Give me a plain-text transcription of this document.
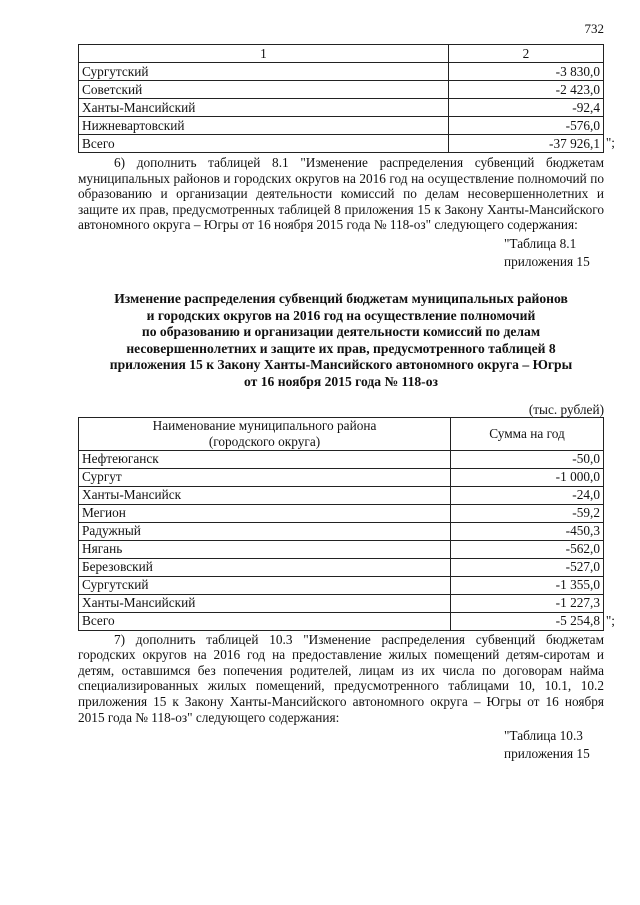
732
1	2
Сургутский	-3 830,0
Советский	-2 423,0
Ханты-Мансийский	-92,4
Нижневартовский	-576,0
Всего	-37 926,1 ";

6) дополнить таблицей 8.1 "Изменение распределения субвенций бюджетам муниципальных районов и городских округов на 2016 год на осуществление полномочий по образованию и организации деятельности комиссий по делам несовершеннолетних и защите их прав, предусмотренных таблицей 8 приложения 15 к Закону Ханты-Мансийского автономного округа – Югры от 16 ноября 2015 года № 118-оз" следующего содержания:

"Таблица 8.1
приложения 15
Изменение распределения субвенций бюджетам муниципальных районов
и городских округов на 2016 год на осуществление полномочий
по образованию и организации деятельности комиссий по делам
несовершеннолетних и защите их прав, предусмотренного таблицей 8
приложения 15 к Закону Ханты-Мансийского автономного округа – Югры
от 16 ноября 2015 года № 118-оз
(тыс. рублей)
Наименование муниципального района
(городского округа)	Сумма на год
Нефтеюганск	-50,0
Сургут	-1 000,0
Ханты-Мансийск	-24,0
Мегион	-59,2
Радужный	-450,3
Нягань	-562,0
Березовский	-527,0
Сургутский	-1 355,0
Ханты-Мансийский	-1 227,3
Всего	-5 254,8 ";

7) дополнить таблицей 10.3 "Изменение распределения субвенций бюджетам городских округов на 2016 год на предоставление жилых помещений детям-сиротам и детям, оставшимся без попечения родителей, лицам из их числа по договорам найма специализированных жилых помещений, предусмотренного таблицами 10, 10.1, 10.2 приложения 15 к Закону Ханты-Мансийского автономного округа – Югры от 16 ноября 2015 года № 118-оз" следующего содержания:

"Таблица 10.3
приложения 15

#### [BRIEF]
Using the records above, retype everything exactly except the pictures.

#### [RESPONSE TO THIS TASK]
Give me a plain-text transcription of this document.
732
1	2
Сургутский	-3 830,0
Советский	-2 423,0
Ханты-Мансийский	-92,4
Нижневартовский	-576,0
Всего	-37 926,1 ";

6) дополнить таблицей 8.1 "Изменение распределения субвенций бюджетам муниципальных районов и городских округов на 2016 год на осуществление полномочий по образованию и организации деятельности комиссий по делам несовершеннолетних и защите их прав, предусмотренных таблицей 8 приложения 15 к Закону Ханты-Мансийского автономного округа – Югры от 16 ноября 2015 года № 118-оз" следующего содержания:

"Таблица 8.1
приложения 15
Изменение распределения субвенций бюджетам муниципальных районов
и городских округов на 2016 год на осуществление полномочий
по образованию и организации деятельности комиссий по делам
несовершеннолетних и защите их прав, предусмотренного таблицей 8
приложения 15 к Закону Ханты-Мансийского автономного округа – Югры
от 16 ноября 2015 года № 118-оз
(тыс. рублей)
Наименование муниципального района
(городского округа)	Сумма на год
Нефтеюганск	-50,0
Сургут	-1 000,0
Ханты-Мансийск	-24,0
Мегион	-59,2
Радужный	-450,3
Нягань	-562,0
Березовский	-527,0
Сургутский	-1 355,0
Ханты-Мансийский	-1 227,3
Всего	-5 254,8 ";

7) дополнить таблицей 10.3 "Изменение распределения субвенций бюджетам городских округов на 2016 год на предоставление жилых помещений детям-сиротам и детям, оставшимся без попечения родителей, лицам из их числа по договорам найма специализированных жилых помещений, предусмотренного таблицами 10, 10.1, 10.2 приложения 15 к Закону Ханты-Мансийского автономного округа – Югры от 16 ноября 2015 года № 118-оз" следующего содержания:

"Таблица 10.3
приложения 15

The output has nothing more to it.